Data entries:
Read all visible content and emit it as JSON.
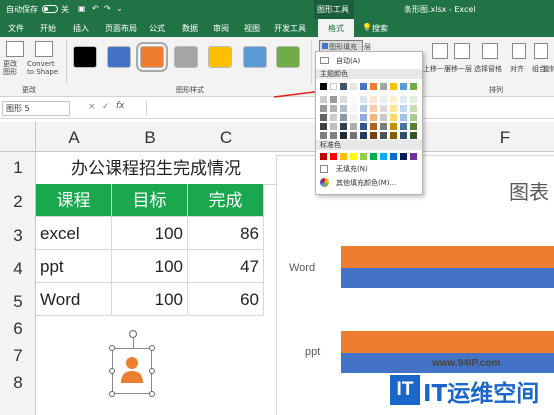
{
  "titlebar": {
    "autosave": "自动保存",
    "autosave_state": "关",
    "context_group": "图形工具",
    "file_title": "条形图.xlsx - Excel"
  },
  "tabs": [
    "文件",
    "开始",
    "插入",
    "页面布局",
    "公式",
    "数据",
    "审阅",
    "视图",
    "开发工具"
  ],
  "format_tab": "格式",
  "search": "搜索",
  "ribbon": {
    "change_shape": "更改\n图形",
    "convert_to_shape": "Convert\nto Shape",
    "group_change": "更改",
    "group_styles": "图形样式",
    "fill_button": "图形填充",
    "bring_forward": "上移一层",
    "send_backward": "下移一层",
    "selection_pane": "选择窗格",
    "align": "对齐",
    "group": "组合",
    "rotate": "旋转",
    "group_arrange": "排列",
    "style_swatches": [
      "#000000",
      "#4472c4",
      "#ed7d31",
      "#a5a5a5",
      "#ffc000",
      "#5b9bd5",
      "#70ad47"
    ]
  },
  "name_box": "图形 5",
  "formula_icons": {
    "cancel": "×",
    "enter": "✓",
    "fx": "fx"
  },
  "columns": [
    "A",
    "B",
    "C",
    "F"
  ],
  "rows": [
    "1",
    "2",
    "3",
    "4",
    "5",
    "6",
    "7",
    "8"
  ],
  "sheet": {
    "title": "办公课程招生完成情况",
    "headers": [
      "课程",
      "目标",
      "完成"
    ],
    "data": [
      [
        "excel",
        "100",
        "86"
      ],
      [
        "ppt",
        "100",
        "47"
      ],
      [
        "Word",
        "100",
        "60"
      ]
    ]
  },
  "chart": {
    "title_partial": "图表",
    "categories": [
      "Word",
      "ppt"
    ]
  },
  "fill_menu": {
    "auto": "自动(A)",
    "theme_colors": "主题颜色",
    "standard_colors": "标准色",
    "no_fill": "无填充(N)",
    "more_colors": "其他填充颜色(M)...",
    "theme_row": [
      "#000000",
      "#ffffff",
      "#44546a",
      "#e7e6e6",
      "#4472c4",
      "#ed7d31",
      "#a5a5a5",
      "#ffc000",
      "#5b9bd5",
      "#70ad47"
    ],
    "standard_row": [
      "#c00000",
      "#ff0000",
      "#ffc000",
      "#ffff00",
      "#92d050",
      "#00b050",
      "#00b0f0",
      "#0070c0",
      "#002060",
      "#7030a0"
    ]
  },
  "watermark": {
    "url": "www.94IP.com",
    "logo": "IT",
    "text": "IT运维空间"
  }
}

→ **PROBLEM TO SOLVE**
Can you restate all the records above word for word while dropping the pictures?

→ **WRITTEN RESPONSE**
Read all visible content and emit it as JSON.
{
  "titlebar": {
    "autosave": "自动保存",
    "autosave_state": "关",
    "context_group": "图形工具",
    "file_title": "条形图.xlsx - Excel"
  },
  "tabs": [
    "文件",
    "开始",
    "插入",
    "页面布局",
    "公式",
    "数据",
    "审阅",
    "视图",
    "开发工具"
  ],
  "format_tab": "格式",
  "search": "搜索",
  "ribbon": {
    "change_shape": "更改\n图形",
    "convert_to_shape": "Convert\nto Shape",
    "group_change": "更改",
    "group_styles": "图形样式",
    "fill_button": "图形填充",
    "bring_forward": "上移一层",
    "send_backward": "下移一层",
    "selection_pane": "选择窗格",
    "align": "对齐",
    "group": "组合",
    "rotate": "旋转",
    "group_arrange": "排列",
    "style_swatches": [
      "#000000",
      "#4472c4",
      "#ed7d31",
      "#a5a5a5",
      "#ffc000",
      "#5b9bd5",
      "#70ad47"
    ]
  },
  "name_box": "图形 5",
  "formula_icons": {
    "cancel": "×",
    "enter": "✓",
    "fx": "fx"
  },
  "columns": [
    "A",
    "B",
    "C",
    "F"
  ],
  "rows": [
    "1",
    "2",
    "3",
    "4",
    "5",
    "6",
    "7",
    "8"
  ],
  "sheet": {
    "title": "办公课程招生完成情况",
    "headers": [
      "课程",
      "目标",
      "完成"
    ],
    "data": [
      [
        "excel",
        "100",
        "86"
      ],
      [
        "ppt",
        "100",
        "47"
      ],
      [
        "Word",
        "100",
        "60"
      ]
    ]
  },
  "chart": {
    "title_partial": "图表",
    "categories": [
      "Word",
      "ppt"
    ]
  },
  "fill_menu": {
    "auto": "自动(A)",
    "theme_colors": "主题颜色",
    "standard_colors": "标准色",
    "no_fill": "无填充(N)",
    "more_colors": "其他填充颜色(M)...",
    "theme_row": [
      "#000000",
      "#ffffff",
      "#44546a",
      "#e7e6e6",
      "#4472c4",
      "#ed7d31",
      "#a5a5a5",
      "#ffc000",
      "#5b9bd5",
      "#70ad47"
    ],
    "standard_row": [
      "#c00000",
      "#ff0000",
      "#ffc000",
      "#ffff00",
      "#92d050",
      "#00b050",
      "#00b0f0",
      "#0070c0",
      "#002060",
      "#7030a0"
    ]
  },
  "watermark": {
    "url": "www.94IP.com",
    "logo": "IT",
    "text": "IT运维空间"
  }
}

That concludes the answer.